DIRECTIONS:
Take the line containing "Read this page and output its text content." and every line after it to the end of the records, and copy them exactly, excluding pictures.

** Start of PROVIDED RECORDS **

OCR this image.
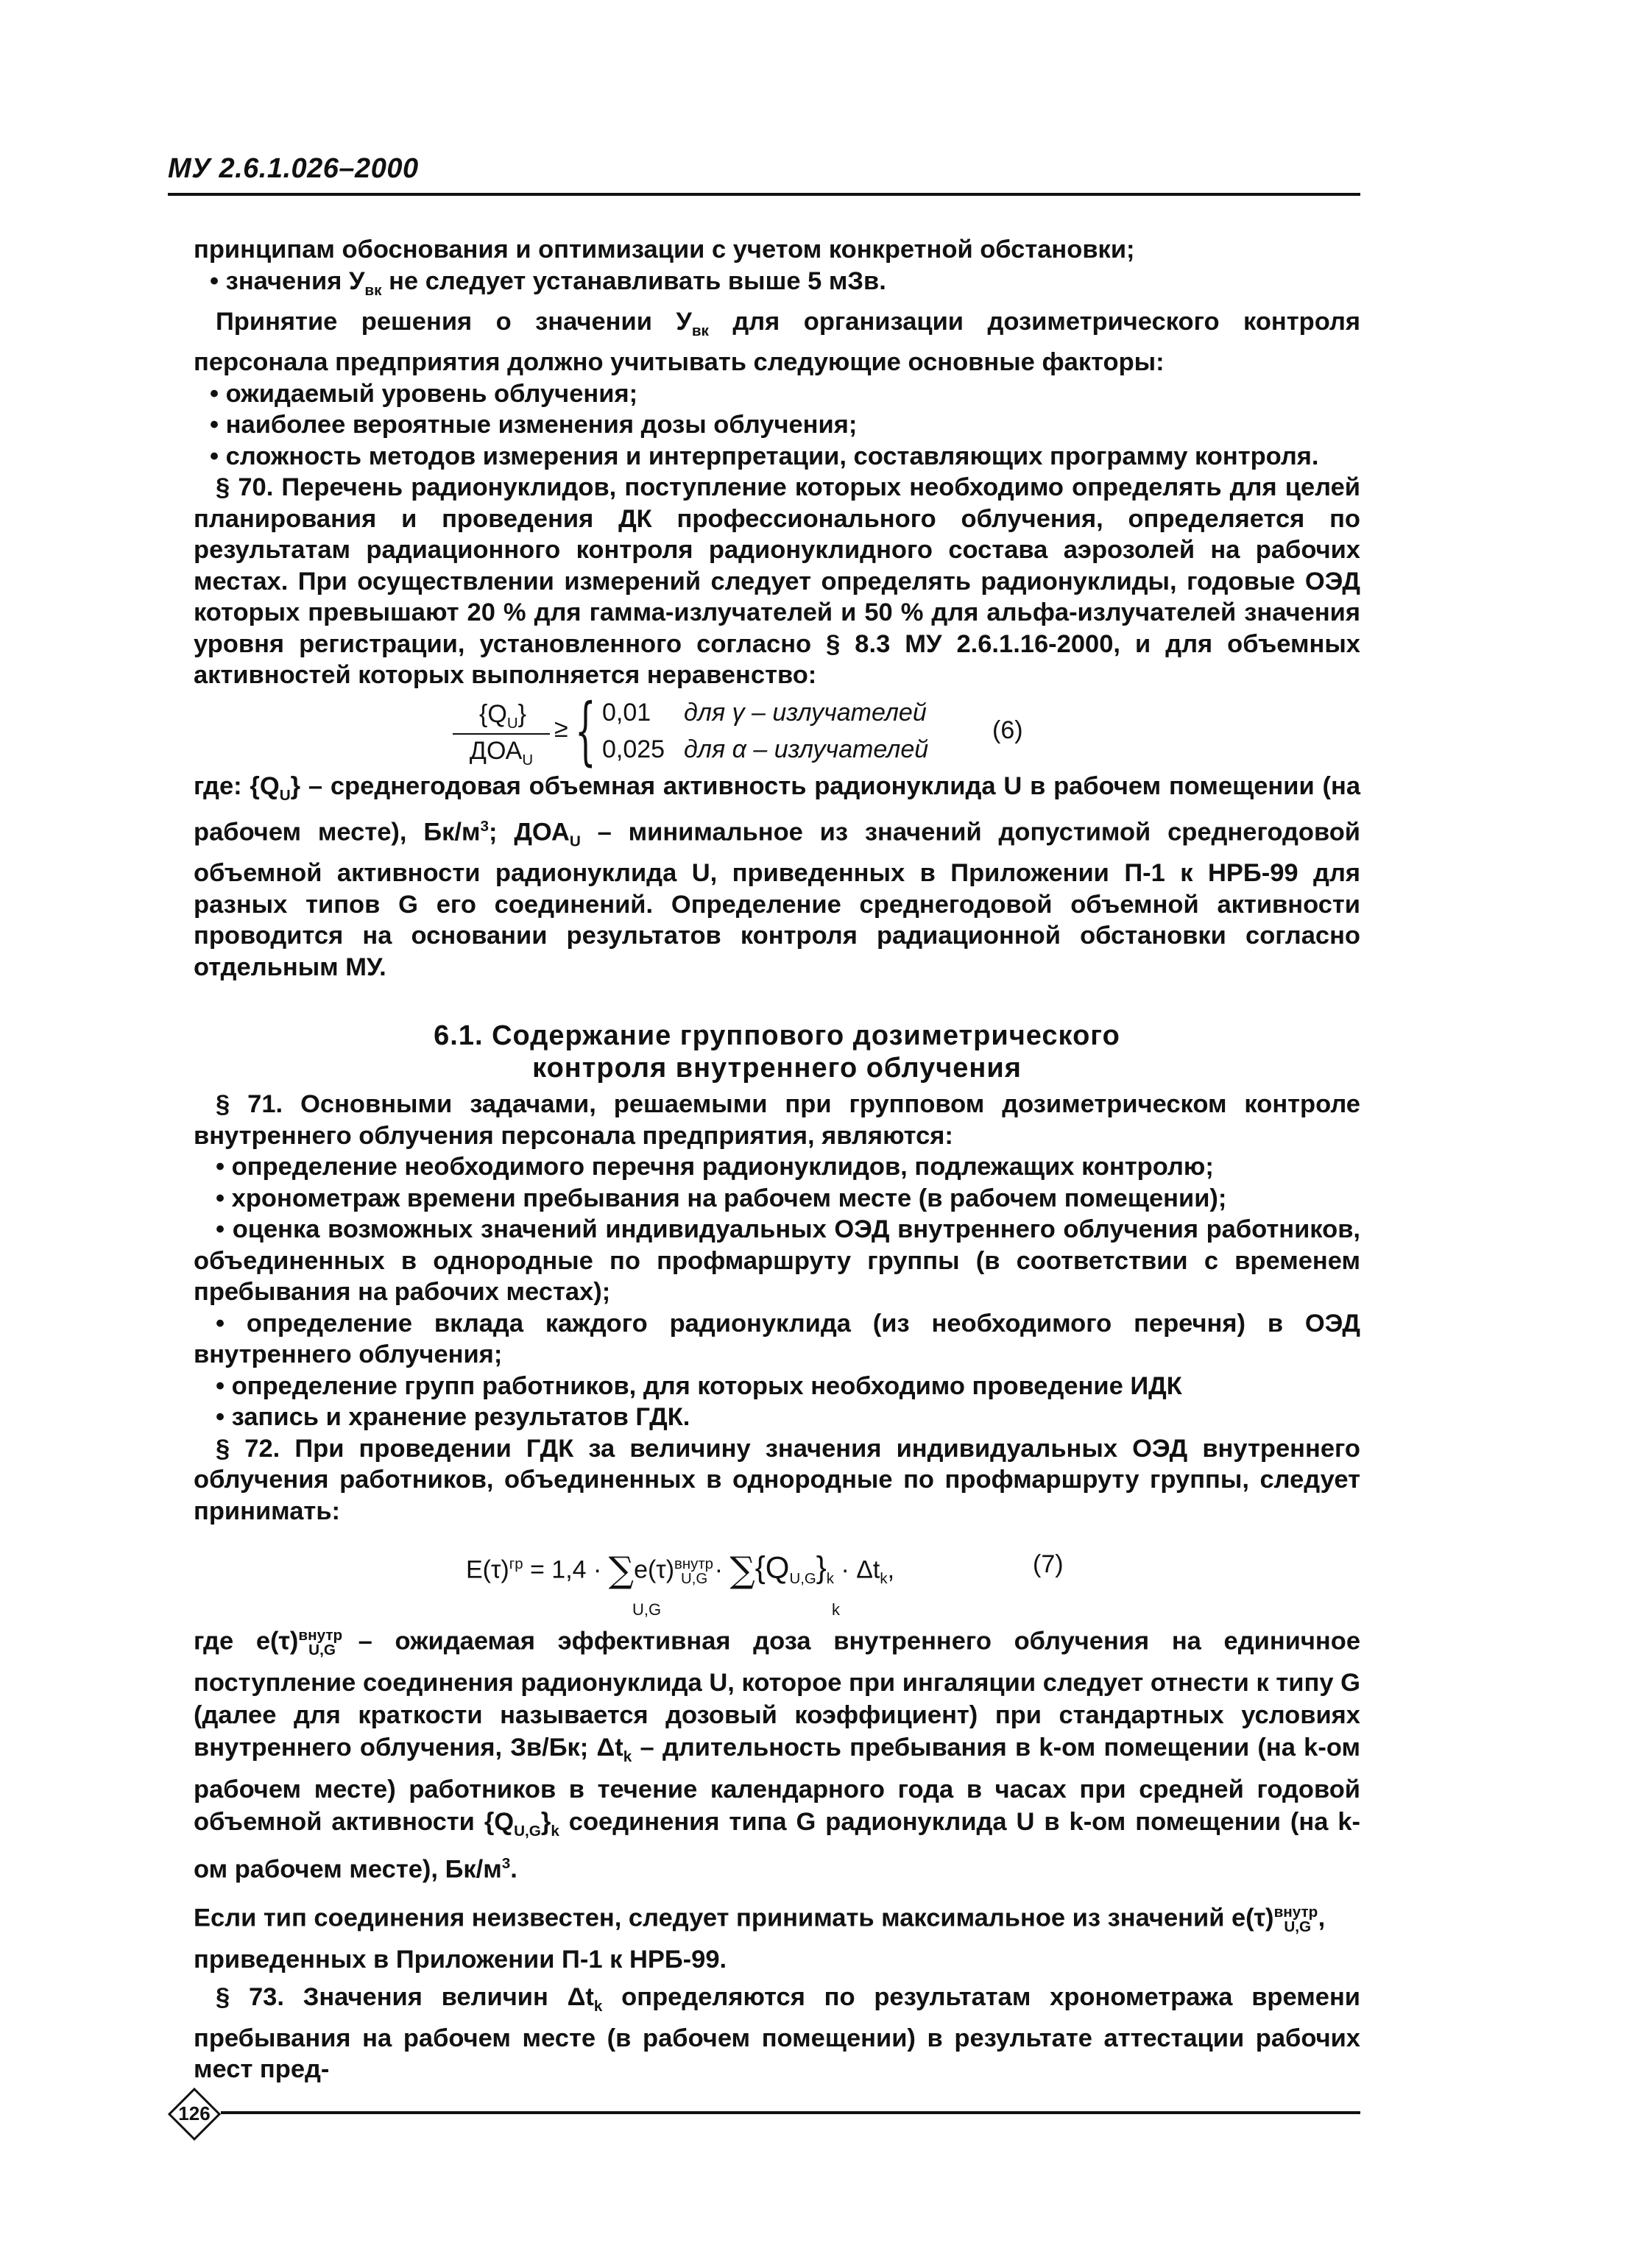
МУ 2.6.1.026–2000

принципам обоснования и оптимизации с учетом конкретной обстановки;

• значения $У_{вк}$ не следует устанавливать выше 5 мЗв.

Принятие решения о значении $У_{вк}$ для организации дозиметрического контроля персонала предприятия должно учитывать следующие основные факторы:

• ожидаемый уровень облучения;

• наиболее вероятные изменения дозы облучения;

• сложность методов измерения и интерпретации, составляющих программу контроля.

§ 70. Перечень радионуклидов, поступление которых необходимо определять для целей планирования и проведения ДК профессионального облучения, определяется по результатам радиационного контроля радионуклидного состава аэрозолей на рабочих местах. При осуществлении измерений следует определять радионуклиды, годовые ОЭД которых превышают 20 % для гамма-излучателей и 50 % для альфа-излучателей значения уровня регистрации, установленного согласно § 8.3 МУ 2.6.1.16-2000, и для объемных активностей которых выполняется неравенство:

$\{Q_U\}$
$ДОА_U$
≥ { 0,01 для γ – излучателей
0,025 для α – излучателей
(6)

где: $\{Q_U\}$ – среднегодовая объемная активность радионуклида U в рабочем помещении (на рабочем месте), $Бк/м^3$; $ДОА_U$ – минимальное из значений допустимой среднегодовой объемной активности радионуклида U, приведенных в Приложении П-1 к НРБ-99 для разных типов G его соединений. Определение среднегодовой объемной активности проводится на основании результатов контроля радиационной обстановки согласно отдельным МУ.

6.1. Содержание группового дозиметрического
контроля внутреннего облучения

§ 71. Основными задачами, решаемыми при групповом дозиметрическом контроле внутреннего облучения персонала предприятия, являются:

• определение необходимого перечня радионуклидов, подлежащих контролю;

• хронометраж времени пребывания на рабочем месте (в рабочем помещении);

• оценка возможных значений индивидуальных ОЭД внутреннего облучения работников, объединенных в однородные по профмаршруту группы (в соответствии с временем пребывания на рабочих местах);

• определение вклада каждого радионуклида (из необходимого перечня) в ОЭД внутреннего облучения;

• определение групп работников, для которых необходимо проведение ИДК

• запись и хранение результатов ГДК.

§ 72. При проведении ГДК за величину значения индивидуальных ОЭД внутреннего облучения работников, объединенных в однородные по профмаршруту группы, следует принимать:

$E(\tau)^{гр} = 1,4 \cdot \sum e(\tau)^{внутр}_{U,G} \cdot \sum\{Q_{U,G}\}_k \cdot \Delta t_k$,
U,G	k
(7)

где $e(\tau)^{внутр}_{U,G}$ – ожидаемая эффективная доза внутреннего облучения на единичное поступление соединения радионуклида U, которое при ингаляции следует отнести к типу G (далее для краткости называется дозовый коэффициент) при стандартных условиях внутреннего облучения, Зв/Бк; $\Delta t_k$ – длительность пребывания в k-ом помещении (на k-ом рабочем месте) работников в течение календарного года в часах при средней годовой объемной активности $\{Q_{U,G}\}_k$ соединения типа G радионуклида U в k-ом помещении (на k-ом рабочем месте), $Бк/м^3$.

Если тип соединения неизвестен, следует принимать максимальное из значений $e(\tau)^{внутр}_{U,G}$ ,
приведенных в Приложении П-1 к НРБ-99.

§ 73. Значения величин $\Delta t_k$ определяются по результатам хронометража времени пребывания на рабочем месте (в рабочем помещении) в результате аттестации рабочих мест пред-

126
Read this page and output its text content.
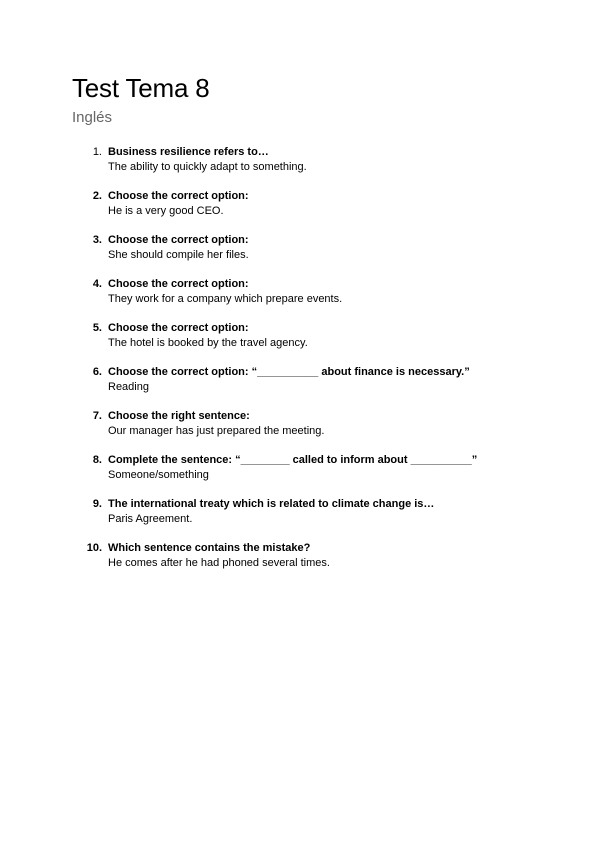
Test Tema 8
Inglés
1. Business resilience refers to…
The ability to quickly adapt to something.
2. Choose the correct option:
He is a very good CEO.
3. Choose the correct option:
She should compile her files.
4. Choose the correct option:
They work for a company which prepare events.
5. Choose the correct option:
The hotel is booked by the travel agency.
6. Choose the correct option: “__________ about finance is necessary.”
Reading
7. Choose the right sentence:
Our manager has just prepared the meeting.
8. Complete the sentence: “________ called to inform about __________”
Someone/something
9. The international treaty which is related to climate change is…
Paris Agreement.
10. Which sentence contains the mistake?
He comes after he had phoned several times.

** End of PROVIDED RECORDS **

TASK OUTPUT:
Read this page and output its text content.
Test Tema 8
Inglés
1. Business resilience refers to…
The ability to quickly adapt to something.
2. Choose the correct option:
He is a very good CEO.
3. Choose the correct option:
She should compile her files.
4. Choose the correct option:
They work for a company which prepare events.
5. Choose the correct option:
The hotel is booked by the travel agency.
6. Choose the correct option: “__________ about finance is necessary.”
Reading
7. Choose the right sentence:
Our manager has just prepared the meeting.
8. Complete the sentence: “________ called to inform about __________”
Someone/something
9. The international treaty which is related to climate change is…
Paris Agreement.
10. Which sentence contains the mistake?
He comes after he had phoned several times.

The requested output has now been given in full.